◆ **TASK TO CARRY OUT**: Starting at the line below that contains "Convert this document image to plain text.", print each line through the end of the records exactly as it appears.

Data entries
+---+

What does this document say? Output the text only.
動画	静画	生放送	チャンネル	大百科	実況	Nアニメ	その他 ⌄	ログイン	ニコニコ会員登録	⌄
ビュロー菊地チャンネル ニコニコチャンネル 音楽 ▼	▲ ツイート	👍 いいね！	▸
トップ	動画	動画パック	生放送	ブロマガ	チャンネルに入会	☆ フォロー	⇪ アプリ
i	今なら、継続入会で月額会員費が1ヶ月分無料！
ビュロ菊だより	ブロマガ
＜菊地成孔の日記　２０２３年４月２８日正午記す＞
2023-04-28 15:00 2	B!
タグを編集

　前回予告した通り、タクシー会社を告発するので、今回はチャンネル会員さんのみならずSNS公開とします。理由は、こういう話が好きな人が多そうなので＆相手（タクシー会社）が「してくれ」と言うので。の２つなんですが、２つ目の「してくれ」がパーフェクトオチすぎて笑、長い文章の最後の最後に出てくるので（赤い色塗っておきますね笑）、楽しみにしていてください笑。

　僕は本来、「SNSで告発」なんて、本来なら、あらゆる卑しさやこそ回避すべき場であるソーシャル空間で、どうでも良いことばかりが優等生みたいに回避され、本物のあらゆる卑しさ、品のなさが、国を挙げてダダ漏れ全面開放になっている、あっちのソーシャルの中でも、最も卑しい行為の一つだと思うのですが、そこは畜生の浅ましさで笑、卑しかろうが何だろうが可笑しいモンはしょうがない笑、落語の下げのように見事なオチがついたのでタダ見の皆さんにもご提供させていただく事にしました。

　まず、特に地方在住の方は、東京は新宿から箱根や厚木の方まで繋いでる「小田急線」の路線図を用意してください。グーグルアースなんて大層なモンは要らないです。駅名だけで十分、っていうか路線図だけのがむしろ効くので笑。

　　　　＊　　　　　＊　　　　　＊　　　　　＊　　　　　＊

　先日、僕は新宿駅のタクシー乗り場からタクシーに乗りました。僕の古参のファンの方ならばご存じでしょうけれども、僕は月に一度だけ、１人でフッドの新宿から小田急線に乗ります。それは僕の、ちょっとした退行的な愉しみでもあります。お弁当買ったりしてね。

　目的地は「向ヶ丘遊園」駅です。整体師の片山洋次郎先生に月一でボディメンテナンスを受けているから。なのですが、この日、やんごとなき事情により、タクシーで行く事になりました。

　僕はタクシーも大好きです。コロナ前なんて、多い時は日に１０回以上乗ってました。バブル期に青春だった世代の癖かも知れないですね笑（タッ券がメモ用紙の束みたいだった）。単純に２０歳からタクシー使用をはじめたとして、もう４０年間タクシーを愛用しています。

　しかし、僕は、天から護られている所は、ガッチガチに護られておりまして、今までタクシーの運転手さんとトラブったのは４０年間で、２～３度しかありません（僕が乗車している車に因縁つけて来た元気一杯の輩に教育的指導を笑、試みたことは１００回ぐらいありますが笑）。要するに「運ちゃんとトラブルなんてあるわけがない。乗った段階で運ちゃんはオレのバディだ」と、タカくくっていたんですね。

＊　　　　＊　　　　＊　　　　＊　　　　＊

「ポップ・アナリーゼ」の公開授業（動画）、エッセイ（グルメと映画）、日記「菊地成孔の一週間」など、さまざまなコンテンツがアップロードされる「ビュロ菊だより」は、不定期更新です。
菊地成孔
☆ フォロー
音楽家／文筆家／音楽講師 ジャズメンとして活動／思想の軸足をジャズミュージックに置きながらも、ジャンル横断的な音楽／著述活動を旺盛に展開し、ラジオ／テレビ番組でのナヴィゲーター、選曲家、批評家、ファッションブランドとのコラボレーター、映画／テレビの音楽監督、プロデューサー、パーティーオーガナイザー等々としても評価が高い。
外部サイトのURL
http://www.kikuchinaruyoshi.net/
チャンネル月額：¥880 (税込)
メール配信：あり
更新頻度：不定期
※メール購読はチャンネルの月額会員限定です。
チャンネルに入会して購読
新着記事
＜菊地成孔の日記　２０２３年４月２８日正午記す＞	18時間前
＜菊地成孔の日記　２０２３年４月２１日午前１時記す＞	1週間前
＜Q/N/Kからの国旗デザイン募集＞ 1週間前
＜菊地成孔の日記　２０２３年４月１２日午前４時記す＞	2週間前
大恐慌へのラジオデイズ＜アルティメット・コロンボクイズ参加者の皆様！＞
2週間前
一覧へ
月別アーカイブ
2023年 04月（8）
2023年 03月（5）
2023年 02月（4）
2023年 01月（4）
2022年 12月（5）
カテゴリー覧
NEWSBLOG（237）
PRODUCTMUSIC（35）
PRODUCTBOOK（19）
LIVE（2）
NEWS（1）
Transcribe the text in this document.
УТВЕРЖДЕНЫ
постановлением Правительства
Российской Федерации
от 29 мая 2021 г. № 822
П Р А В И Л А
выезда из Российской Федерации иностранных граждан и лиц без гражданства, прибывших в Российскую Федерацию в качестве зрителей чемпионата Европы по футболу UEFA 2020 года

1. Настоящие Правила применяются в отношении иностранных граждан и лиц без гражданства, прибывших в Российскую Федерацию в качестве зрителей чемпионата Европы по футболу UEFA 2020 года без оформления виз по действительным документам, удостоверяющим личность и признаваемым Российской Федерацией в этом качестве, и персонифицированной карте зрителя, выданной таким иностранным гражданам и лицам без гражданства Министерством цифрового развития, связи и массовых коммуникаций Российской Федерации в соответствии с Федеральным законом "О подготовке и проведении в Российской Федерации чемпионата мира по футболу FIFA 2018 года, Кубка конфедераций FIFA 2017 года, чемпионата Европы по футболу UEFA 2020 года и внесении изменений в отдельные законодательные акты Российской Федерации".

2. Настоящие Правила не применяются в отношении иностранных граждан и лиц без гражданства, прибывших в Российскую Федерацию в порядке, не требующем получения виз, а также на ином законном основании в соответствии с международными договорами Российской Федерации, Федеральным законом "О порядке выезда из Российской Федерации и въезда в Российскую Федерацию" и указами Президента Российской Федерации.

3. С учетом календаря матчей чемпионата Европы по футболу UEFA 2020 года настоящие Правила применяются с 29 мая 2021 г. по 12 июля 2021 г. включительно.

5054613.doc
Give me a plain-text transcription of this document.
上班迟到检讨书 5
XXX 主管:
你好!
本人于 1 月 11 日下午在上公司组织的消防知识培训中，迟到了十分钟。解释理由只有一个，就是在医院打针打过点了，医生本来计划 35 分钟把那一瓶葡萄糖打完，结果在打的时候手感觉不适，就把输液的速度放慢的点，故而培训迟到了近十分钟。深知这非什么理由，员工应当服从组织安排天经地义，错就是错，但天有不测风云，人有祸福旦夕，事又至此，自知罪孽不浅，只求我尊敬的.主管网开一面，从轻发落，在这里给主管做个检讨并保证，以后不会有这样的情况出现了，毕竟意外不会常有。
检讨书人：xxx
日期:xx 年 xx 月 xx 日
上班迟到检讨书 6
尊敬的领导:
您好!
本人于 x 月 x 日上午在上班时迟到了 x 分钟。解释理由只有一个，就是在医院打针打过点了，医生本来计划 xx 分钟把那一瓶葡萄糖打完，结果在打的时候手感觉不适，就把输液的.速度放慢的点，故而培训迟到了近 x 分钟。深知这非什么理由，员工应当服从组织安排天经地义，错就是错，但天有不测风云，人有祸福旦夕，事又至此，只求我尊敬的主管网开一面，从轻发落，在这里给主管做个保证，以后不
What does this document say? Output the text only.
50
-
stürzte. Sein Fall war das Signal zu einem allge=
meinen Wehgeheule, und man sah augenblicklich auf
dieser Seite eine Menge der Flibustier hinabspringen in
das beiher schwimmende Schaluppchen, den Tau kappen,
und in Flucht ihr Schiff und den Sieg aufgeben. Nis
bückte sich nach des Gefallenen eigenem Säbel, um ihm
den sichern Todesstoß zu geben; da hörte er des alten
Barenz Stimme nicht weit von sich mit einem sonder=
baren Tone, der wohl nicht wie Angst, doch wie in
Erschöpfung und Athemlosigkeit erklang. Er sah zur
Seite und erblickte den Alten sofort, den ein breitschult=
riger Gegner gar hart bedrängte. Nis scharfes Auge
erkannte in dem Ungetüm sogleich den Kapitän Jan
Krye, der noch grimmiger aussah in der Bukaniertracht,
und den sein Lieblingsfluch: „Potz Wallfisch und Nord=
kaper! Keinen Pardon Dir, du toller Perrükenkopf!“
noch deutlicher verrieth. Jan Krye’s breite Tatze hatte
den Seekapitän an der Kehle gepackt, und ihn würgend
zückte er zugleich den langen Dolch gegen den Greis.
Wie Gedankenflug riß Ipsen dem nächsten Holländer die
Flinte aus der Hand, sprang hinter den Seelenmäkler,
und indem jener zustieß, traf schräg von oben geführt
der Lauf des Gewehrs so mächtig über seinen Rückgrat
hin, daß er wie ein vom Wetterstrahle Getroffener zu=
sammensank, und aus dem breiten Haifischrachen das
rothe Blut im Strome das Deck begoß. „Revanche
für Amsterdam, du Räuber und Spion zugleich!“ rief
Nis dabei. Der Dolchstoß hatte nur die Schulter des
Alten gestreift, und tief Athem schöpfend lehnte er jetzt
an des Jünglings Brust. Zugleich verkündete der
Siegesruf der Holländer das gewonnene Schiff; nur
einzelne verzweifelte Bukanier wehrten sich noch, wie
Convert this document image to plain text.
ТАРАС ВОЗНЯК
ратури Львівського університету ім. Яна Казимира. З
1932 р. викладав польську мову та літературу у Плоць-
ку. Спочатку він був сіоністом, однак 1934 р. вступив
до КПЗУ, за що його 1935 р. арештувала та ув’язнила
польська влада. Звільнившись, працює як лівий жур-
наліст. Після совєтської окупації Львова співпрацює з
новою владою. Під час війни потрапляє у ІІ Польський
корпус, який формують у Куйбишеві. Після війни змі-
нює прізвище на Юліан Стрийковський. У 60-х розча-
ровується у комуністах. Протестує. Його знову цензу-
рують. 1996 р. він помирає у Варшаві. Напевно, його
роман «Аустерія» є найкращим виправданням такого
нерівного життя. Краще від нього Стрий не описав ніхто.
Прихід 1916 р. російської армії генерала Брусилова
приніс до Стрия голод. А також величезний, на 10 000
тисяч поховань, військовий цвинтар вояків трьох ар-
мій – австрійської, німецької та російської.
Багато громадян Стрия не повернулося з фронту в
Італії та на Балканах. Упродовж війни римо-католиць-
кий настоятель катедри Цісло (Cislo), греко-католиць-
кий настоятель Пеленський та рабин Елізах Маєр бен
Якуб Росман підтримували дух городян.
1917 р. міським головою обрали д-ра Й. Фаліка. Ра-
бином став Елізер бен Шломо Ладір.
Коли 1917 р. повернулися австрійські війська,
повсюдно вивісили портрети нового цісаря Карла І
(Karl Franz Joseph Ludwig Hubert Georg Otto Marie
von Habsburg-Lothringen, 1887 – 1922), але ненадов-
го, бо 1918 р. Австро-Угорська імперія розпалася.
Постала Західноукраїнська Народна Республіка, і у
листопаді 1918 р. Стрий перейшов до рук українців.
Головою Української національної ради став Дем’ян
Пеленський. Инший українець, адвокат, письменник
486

+---+

◆ **FINISHED TASK**:
Convert this document image to plain text.
ТАРАС ВОЗНЯК
ратури Львівського університету ім. Яна Казимира. З
1932 р. викладав польську мову та літературу у Плоць-
ку. Спочатку він був сіоністом, однак 1934 р. вступив
до КПЗУ, за що його 1935 р. арештувала та ув’язнила
польська влада. Звільнившись, працює як лівий жур-
наліст. Після совєтської окупації Львова співпрацює з
новою владою. Під час війни потрапляє у ІІ Польський
корпус, який формують у Куйбишеві. Після війни змі-
нює прізвище на Юліан Стрийковський. У 60-х розча-
ровується у комуністах. Протестує. Його знову цензу-
рують. 1996 р. він помирає у Варшаві. Напевно, його
роман «Аустерія» є найкращим виправданням такого
нерівного життя. Краще від нього Стрий не описав ніхто.
Прихід 1916 р. російської армії генерала Брусилова
приніс до Стрия голод. А також величезний, на 10 000
тисяч поховань, військовий цвинтар вояків трьох ар-
мій – австрійської, німецької та російської.
Багато громадян Стрия не повернулося з фронту в
Італії та на Балканах. Упродовж війни римо-католиць-
кий настоятель катедри Цісло (Cislo), греко-католиць-
кий настоятель Пеленський та рабин Елізах Маєр бен
Якуб Росман підтримували дух городян.
1917 р. міським головою обрали д-ра Й. Фаліка. Ра-
бином став Елізер бен Шломо Ладір.
Коли 1917 р. повернулися австрійські війська,
повсюдно вивісили портрети нового цісаря Карла І
(Karl Franz Joseph Ludwig Hubert Georg Otto Marie
von Habsburg-Lothringen, 1887 – 1922), але ненадов-
го, бо 1918 р. Австро-Угорська імперія розпалася.
Постала Західноукраїнська Народна Республіка, і у
листопаді 1918 р. Стрий перейшов до рук українців.
Головою Української національної ради став Дем’ян
Пеленський. Инший українець, адвокат, письменник
486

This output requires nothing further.